**Your task**. Determine the count of lines holding "stars" and give that count alone.

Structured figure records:
=-=-=

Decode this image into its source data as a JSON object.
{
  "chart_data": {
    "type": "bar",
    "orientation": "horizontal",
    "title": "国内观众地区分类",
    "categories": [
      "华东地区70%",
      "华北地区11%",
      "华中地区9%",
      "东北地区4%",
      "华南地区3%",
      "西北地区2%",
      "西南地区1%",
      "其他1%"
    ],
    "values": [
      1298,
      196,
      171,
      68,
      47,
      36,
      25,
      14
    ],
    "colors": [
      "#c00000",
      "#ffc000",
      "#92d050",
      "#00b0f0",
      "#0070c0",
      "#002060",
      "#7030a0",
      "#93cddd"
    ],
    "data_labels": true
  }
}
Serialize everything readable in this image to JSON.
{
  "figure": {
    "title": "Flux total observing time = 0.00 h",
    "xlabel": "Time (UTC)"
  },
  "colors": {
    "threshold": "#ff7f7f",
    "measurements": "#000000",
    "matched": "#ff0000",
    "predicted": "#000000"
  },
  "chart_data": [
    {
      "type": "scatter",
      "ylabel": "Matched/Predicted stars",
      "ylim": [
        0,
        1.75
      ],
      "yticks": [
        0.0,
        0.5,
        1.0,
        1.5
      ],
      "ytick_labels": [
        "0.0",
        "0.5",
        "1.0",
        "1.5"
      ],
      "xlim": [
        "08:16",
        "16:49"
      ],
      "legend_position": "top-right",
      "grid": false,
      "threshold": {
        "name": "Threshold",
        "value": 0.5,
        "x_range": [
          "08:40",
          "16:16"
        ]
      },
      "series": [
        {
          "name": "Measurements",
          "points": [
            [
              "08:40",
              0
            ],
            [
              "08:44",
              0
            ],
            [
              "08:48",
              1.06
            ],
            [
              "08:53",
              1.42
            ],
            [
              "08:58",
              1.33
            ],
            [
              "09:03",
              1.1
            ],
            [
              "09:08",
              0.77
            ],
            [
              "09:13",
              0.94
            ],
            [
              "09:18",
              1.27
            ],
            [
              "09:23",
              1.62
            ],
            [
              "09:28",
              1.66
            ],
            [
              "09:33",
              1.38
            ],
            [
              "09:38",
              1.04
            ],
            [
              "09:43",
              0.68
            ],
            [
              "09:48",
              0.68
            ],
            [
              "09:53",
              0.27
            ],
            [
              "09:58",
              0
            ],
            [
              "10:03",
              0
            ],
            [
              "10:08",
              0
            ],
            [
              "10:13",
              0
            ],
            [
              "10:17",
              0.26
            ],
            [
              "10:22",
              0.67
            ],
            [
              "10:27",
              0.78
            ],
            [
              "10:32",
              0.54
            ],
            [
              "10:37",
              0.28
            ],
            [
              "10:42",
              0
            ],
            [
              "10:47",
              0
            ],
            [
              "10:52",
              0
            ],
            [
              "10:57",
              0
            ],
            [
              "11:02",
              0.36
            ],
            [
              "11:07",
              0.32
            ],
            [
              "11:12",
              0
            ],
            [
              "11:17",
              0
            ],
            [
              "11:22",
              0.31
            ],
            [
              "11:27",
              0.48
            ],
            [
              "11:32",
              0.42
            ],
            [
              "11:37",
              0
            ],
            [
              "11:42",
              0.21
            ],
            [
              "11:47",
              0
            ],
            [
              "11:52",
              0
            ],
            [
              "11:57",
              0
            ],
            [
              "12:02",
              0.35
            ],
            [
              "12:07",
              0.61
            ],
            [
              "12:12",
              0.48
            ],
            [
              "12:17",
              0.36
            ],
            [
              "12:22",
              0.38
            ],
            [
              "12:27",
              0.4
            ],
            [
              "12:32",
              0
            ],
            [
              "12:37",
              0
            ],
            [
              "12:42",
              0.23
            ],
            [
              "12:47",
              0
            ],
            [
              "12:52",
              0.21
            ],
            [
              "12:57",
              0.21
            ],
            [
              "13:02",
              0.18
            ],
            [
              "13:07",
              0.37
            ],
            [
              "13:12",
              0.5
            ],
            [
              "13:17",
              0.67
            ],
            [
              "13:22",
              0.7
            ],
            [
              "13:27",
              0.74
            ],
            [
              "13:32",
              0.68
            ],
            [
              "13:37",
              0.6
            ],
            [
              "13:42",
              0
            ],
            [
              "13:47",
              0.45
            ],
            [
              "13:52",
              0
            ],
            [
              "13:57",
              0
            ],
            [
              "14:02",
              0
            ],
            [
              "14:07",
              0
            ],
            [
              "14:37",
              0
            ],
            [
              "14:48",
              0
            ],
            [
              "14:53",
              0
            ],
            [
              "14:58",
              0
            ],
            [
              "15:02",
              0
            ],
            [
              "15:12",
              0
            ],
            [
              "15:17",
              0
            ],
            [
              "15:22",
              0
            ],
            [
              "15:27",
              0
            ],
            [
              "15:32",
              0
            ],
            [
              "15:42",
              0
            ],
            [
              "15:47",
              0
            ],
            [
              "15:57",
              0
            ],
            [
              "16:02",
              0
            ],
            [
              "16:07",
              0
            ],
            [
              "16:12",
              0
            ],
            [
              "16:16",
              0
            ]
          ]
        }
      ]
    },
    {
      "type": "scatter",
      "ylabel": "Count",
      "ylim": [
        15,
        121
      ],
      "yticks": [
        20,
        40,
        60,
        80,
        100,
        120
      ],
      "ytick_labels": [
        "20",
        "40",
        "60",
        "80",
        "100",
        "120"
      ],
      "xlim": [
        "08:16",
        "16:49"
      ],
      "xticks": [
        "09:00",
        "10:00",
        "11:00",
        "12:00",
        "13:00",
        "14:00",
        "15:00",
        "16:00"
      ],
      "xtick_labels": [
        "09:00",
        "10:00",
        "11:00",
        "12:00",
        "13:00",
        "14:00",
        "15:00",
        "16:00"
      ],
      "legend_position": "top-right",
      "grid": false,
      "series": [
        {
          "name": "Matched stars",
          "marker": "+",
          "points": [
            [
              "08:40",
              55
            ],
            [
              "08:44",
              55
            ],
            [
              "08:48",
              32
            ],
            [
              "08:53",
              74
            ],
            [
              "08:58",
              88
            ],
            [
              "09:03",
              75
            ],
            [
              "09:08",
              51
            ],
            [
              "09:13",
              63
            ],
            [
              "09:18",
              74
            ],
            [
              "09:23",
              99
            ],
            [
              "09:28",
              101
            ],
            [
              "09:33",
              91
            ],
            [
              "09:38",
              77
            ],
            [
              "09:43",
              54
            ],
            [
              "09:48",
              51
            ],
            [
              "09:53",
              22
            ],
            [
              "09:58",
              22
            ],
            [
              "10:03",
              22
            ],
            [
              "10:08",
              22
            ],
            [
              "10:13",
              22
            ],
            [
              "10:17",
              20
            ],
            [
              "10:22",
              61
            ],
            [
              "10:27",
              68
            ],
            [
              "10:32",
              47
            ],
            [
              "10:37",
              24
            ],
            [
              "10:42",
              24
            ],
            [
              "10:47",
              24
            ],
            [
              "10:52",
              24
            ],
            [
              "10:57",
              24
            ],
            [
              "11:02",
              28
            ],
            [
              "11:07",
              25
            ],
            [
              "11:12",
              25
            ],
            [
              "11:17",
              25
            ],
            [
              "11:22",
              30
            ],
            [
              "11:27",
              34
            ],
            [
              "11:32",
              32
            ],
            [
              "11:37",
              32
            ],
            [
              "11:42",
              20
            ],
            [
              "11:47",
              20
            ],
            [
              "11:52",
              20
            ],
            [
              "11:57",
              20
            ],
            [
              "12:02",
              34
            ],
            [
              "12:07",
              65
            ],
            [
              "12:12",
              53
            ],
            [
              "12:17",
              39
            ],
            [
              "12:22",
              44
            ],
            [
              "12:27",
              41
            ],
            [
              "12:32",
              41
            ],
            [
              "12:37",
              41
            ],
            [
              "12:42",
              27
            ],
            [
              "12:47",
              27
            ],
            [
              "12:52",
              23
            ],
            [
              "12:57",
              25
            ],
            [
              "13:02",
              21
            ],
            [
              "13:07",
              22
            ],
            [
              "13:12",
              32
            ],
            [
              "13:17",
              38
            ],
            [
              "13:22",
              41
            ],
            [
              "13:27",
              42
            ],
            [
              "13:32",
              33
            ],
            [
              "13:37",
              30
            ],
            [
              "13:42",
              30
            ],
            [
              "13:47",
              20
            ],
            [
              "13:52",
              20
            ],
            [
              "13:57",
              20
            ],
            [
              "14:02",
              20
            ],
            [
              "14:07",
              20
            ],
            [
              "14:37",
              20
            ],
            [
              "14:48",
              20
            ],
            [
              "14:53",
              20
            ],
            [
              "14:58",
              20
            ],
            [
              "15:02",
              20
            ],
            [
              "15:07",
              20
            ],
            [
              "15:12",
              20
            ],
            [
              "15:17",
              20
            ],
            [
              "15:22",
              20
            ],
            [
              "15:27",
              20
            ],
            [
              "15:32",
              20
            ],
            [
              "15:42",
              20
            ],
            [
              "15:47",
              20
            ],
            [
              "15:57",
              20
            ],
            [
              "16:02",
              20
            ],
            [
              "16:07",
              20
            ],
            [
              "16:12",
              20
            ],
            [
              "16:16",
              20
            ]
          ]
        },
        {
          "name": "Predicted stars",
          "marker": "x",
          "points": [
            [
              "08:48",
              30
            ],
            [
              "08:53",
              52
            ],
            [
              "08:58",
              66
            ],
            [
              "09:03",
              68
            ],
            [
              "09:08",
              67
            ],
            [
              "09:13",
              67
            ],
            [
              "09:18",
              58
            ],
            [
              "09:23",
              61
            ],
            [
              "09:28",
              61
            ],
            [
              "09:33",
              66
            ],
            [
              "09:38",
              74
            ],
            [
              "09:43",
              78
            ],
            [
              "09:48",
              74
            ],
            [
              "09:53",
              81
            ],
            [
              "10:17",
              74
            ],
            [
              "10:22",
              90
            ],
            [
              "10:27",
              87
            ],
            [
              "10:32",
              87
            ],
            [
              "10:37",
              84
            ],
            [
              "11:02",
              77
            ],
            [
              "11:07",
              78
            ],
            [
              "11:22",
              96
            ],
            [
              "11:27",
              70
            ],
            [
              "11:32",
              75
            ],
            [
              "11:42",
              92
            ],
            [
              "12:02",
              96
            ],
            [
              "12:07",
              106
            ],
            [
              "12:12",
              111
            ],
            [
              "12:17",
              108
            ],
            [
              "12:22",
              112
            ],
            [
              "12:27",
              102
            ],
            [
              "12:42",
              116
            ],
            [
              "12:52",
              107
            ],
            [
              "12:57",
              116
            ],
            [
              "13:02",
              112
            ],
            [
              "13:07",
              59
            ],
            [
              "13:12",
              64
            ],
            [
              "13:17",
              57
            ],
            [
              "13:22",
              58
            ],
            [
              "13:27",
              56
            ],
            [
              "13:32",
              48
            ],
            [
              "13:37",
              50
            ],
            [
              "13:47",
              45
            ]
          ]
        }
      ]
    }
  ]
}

=-=-=

**Task output**. 3